### Data shown
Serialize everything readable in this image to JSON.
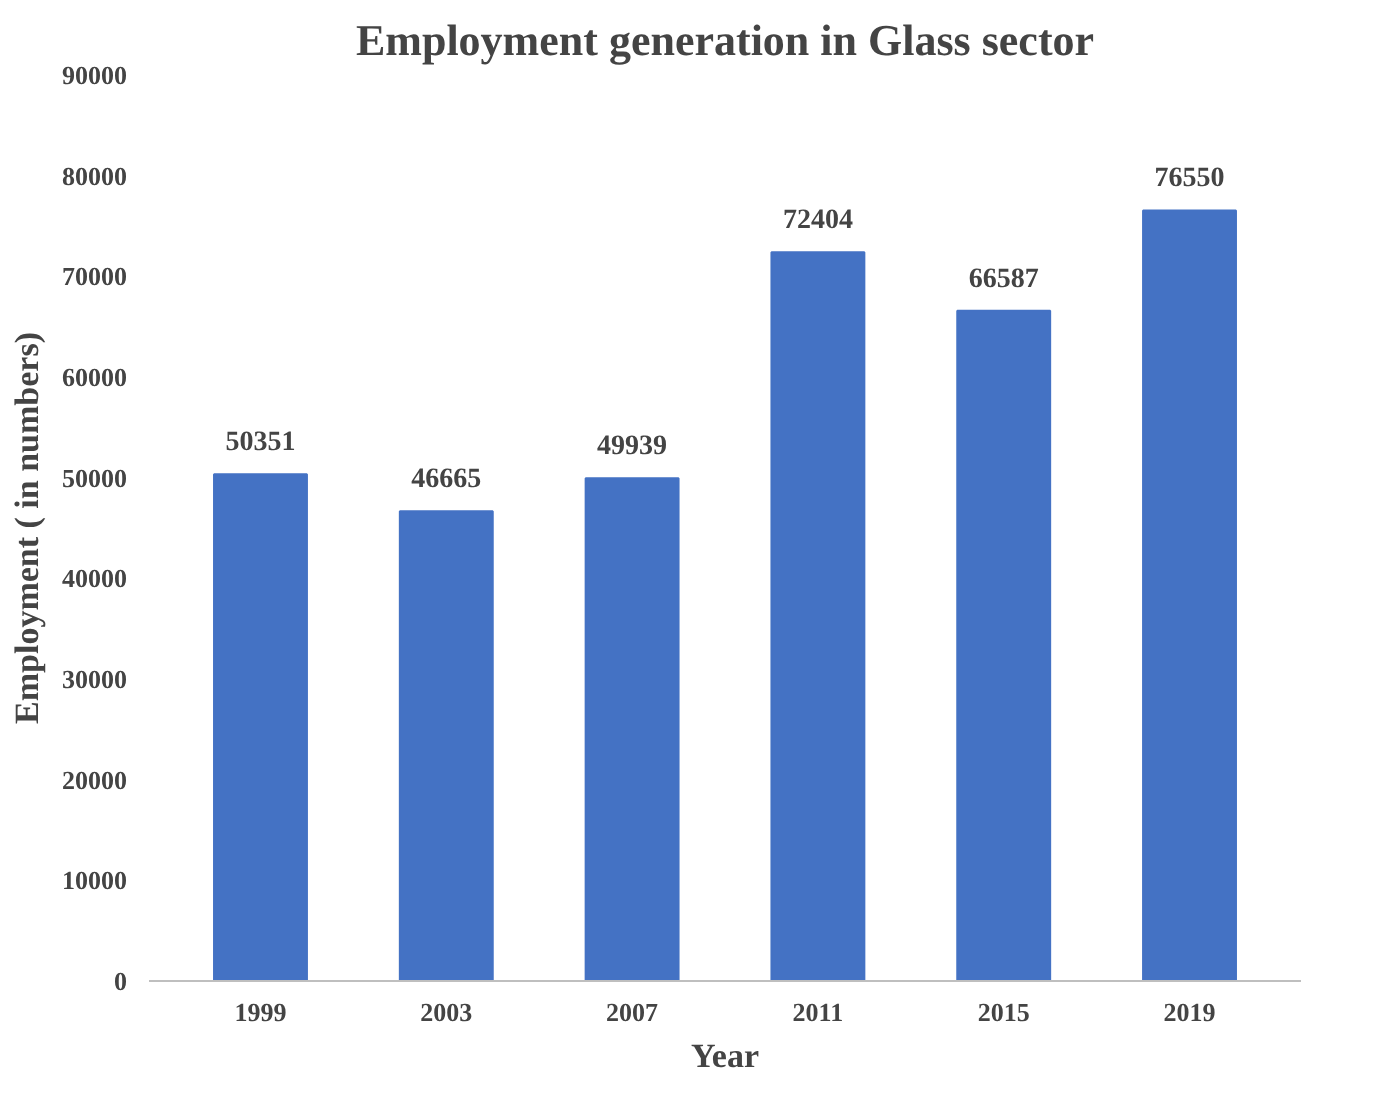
{
  "chart_data": {
    "type": "bar",
    "title": "Employment generation in Glass sector",
    "xlabel": "Year",
    "ylabel": "Employment ( in numbers)",
    "categories": [
      "1999",
      "2003",
      "2007",
      "2011",
      "2015",
      "2019"
    ],
    "values": [
      50351,
      46665,
      49939,
      72404,
      66587,
      76550
    ],
    "color": "#4472c4",
    "ylim": [
      0,
      90000
    ],
    "yticks": [
      0,
      10000,
      20000,
      30000,
      40000,
      50000,
      60000,
      70000,
      80000,
      90000
    ],
    "grid": false,
    "data_labels": true
  }
}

### Aim of the exercise
Extract lines where the string "Employment" occurs.

### Answer for this exercise
    "title": "Employment generation in Glass sector",
    "ylabel": "Employment ( in numbers)",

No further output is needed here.